- [PROBLEM]:
Note how many lines in the entries contain the string "name", then give that number and nothing else.

──────────────────────────────

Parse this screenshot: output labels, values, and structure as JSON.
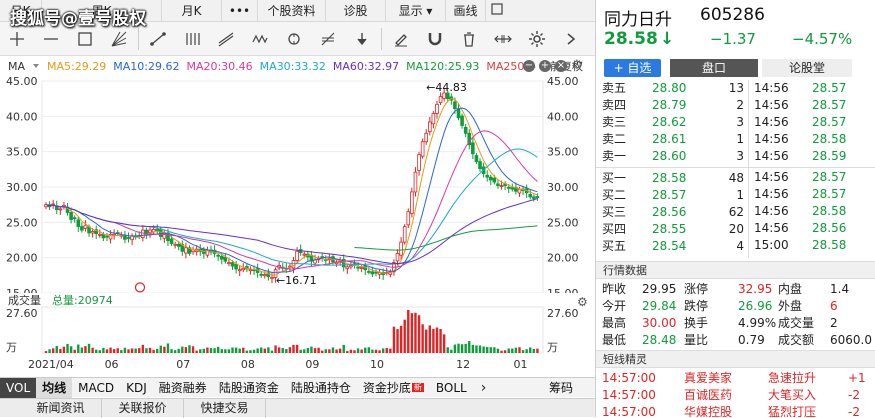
{
  "watermark": "搜狐号@壹号股权",
  "tabs": [
    "日K",
    "周K",
    "月K",
    "•••",
    "个股资料",
    "诊股",
    "显示 ▾",
    "画线"
  ],
  "indicator_label": "MA",
  "ma_legend": [
    {
      "label": "MA5:29.29",
      "color": "#e69a1a"
    },
    {
      "label": "MA10:29.62",
      "color": "#2a66d6"
    },
    {
      "label": "MA20:30.46",
      "color": "#d63a9e"
    },
    {
      "label": "MA30:33.32",
      "color": "#1fa8c9"
    },
    {
      "label": "MA60:32.97",
      "color": "#6a2fc4"
    },
    {
      "label": "MA120:25.93",
      "color": "#189a3b"
    },
    {
      "label": "MA250:--",
      "color": "#d94040"
    }
  ],
  "adjust_label": "前复权",
  "volume_title": "成交量",
  "volume_total": "总量:20974",
  "volume_unit": "万",
  "bottom_tabs": [
    "VOL",
    "均线",
    "MACD",
    "KDJ",
    "融资融券",
    "陆股通资金",
    "陆股通持仓",
    "资金抄底",
    "BOLL",
    "筹码"
  ],
  "bottom_nav": [
    "新闻资讯",
    "关联报价",
    "快捷交易"
  ],
  "new_badge": "新",
  "colors": {
    "up": "#e02424",
    "down": "#0f9d3a"
  },
  "stock": {
    "name": "同力日升",
    "code": "605286",
    "price": "28.58",
    "arrow": "↓",
    "change": "−1.37",
    "pct": "−4.57%"
  },
  "actions": {
    "add": "+ 自选",
    "tab1": "盘口",
    "tab2": "论股堂"
  },
  "sells": [
    {
      "label": "卖五",
      "price": "28.80",
      "vol": "13"
    },
    {
      "label": "卖四",
      "price": "28.79",
      "vol": "2"
    },
    {
      "label": "卖三",
      "price": "28.62",
      "vol": "3"
    },
    {
      "label": "卖二",
      "price": "28.61",
      "vol": "1"
    },
    {
      "label": "卖一",
      "price": "28.60",
      "vol": "3"
    }
  ],
  "buys": [
    {
      "label": "买一",
      "price": "28.58",
      "vol": "48"
    },
    {
      "label": "买二",
      "price": "28.57",
      "vol": "1"
    },
    {
      "label": "买三",
      "price": "28.56",
      "vol": "62"
    },
    {
      "label": "买四",
      "price": "28.55",
      "vol": "20"
    },
    {
      "label": "买五",
      "price": "28.54",
      "vol": "4"
    }
  ],
  "ticks": [
    {
      "time": "14:56",
      "price": "28.57"
    },
    {
      "time": "14:56",
      "price": "28.57"
    },
    {
      "time": "14:56",
      "price": "28.57"
    },
    {
      "time": "14:56",
      "price": "28.58"
    },
    {
      "time": "14:56",
      "price": "28.59"
    },
    {
      "time": "14:56",
      "price": "28.57"
    },
    {
      "time": "14:56",
      "price": "28.57"
    },
    {
      "time": "14:56",
      "price": "28.58"
    },
    {
      "time": "14:56",
      "price": "28.56"
    },
    {
      "time": "15:00",
      "price": "28.58"
    }
  ],
  "market_title": "行情数据",
  "market": [
    {
      "a": "昨收",
      "b": "29.95",
      "c": "涨停",
      "d": "32.95",
      "e": "内盘",
      "f": "1.4"
    },
    {
      "a": "今开",
      "b": "29.84",
      "c": "跌停",
      "d": "26.96",
      "e": "外盘",
      "f": "6"
    },
    {
      "a": "最高",
      "b": "30.00",
      "c": "换手",
      "d": "4.99%",
      "e": "成交量",
      "f": "2"
    },
    {
      "a": "最低",
      "b": "28.48",
      "c": "量比",
      "d": "0.79",
      "e": "成交额",
      "f": "6060.0"
    }
  ],
  "short_title": "短线精灵",
  "short_items": [
    {
      "time": "14:57:00",
      "name": "真爱美家",
      "event": "急速拉升",
      "v": "+1"
    },
    {
      "time": "14:57:00",
      "name": "百诚医药",
      "event": "大笔买入",
      "v": "-2"
    },
    {
      "time": "14:57:00",
      "name": "华媒控股",
      "event": "猛烈打压",
      "v": "-2"
    }
  ],
  "chart_data": {
    "type": "candlestick",
    "x_ticks": [
      "2021/04",
      "06",
      "07",
      "08",
      "09",
      "10",
      "12",
      "01"
    ],
    "y_ticks": [
      "45.00",
      "40.00",
      "35.00",
      "30.00",
      "25.00",
      "20.00",
      "15.00"
    ],
    "ylim": [
      15,
      45
    ],
    "annotations": [
      {
        "label": "←44.83"
      },
      {
        "label": "←16.71"
      }
    ],
    "volume_ticks": [
      "27.60",
      "万"
    ],
    "volume_ylim": [
      0,
      27.6
    ],
    "closes": [
      27.5,
      27.2,
      27.6,
      26.8,
      26.9,
      27.4,
      26.4,
      25.4,
      25.6,
      24.4,
      23.9,
      24.6,
      23.5,
      23.7,
      23.4,
      23.3,
      22.8,
      22.9,
      23.3,
      23.3,
      23.4,
      23.2,
      22.6,
      22.8,
      23.1,
      22.9,
      23.1,
      23.9,
      23.3,
      23.9,
      24,
      23.8,
      23,
      23.5,
      22.4,
      22,
      21.9,
      21.6,
      20.9,
      21.4,
      20.6,
      21.1,
      21.2,
      20.9,
      20.6,
      21.1,
      20.8,
      20.6,
      20.2,
      19.8,
      19.5,
      19.3,
      18.8,
      18.4,
      18.3,
      18.5,
      18.4,
      18.3,
      18.2,
      17.9,
      17.5,
      17.6,
      17.3,
      17.2,
      18.3,
      18.9,
      18.5,
      18.4,
      18.8,
      19.6,
      20.9,
      20.7,
      20.5,
      20.1,
      19.5,
      19.7,
      19.9,
      20,
      19.7,
      19.9,
      19.4,
      19.4,
      19.5,
      18.7,
      18.7,
      18.9,
      18.9,
      18.6,
      18.6,
      18.3,
      18,
      17.7,
      17.9,
      17.9,
      17.6,
      17.9,
      18,
      19.3,
      20.6,
      22.2,
      24.4,
      26.5,
      29.3,
      32.1,
      34.6,
      36.4,
      37.6,
      39.2,
      40.4,
      41.7,
      42.8,
      43.3,
      42.5,
      42.3,
      41.1,
      39.8,
      38.7,
      37.6,
      36,
      34.7,
      33.6,
      32.6,
      31.9,
      31.4,
      31,
      30.7,
      30.2,
      30.2,
      30.2,
      29.9,
      29.7,
      29.4,
      29.7,
      29.5,
      29.2,
      28.6,
      28.4,
      28.58
    ],
    "ma_series_order": [
      "MA5",
      "MA10",
      "MA20",
      "MA30",
      "MA60",
      "MA120"
    ]
  }
}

──────────────────────────────

- [THE RESULT]:
4